[PROBLEM STATEMENT]
Extract and list every line that contains the word "from".

[RECORDS FOR THIS TASK]
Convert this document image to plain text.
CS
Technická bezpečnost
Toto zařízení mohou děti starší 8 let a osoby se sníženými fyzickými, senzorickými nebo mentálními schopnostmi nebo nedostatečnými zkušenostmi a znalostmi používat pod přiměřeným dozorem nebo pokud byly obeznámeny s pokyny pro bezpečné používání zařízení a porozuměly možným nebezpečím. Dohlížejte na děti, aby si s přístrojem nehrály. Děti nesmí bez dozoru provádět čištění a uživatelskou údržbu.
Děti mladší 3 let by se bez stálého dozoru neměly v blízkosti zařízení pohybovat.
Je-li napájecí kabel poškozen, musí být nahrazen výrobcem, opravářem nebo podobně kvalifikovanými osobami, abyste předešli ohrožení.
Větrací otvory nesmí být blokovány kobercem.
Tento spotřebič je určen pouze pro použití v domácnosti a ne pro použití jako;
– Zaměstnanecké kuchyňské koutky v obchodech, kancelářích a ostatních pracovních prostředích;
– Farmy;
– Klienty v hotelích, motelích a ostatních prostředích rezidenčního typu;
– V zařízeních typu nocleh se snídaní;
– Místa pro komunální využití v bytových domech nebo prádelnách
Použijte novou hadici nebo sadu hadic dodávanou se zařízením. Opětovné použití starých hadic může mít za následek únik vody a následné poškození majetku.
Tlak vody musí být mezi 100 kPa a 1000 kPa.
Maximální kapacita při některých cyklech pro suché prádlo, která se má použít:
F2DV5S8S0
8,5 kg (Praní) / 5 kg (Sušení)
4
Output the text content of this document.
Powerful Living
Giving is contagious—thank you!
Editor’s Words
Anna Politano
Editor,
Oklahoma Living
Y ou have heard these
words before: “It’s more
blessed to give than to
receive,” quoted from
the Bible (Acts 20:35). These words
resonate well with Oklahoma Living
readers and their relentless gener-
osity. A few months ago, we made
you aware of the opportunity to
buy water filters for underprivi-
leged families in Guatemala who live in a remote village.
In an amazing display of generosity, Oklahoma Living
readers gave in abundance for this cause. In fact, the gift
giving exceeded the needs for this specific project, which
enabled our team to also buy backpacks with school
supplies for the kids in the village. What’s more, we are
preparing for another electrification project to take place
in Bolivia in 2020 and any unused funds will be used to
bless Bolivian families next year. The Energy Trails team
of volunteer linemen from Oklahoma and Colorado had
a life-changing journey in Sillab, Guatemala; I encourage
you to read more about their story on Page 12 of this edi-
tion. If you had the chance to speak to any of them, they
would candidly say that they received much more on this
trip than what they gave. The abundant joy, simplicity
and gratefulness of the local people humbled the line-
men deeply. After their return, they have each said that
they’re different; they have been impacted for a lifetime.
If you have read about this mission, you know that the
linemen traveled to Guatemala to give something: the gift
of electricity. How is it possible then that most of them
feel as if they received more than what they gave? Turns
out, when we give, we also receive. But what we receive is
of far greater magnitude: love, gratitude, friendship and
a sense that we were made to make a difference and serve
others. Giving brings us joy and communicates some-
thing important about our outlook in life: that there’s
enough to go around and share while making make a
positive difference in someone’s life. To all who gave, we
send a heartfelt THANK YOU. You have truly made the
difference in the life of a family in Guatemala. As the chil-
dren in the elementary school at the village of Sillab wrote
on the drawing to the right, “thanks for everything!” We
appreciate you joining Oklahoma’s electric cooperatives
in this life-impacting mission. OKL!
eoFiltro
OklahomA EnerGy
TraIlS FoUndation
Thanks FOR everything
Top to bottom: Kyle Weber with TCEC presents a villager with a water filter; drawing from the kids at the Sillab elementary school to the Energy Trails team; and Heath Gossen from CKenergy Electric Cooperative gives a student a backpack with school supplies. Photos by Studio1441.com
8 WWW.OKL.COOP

[RESULT OF THE TASK]
receive,” quoted from
of volunteer linemen from Oklahoma and Colorado had
Top to bottom: Kyle Weber with TCEC presents a villager with a water filter; drawing from the kids at the Sillab elementary school to the Energy Trails team; and Heath Gossen from CKenergy Electric Cooperative gives a student a backpack with school supplies. Photos by Studio1441.com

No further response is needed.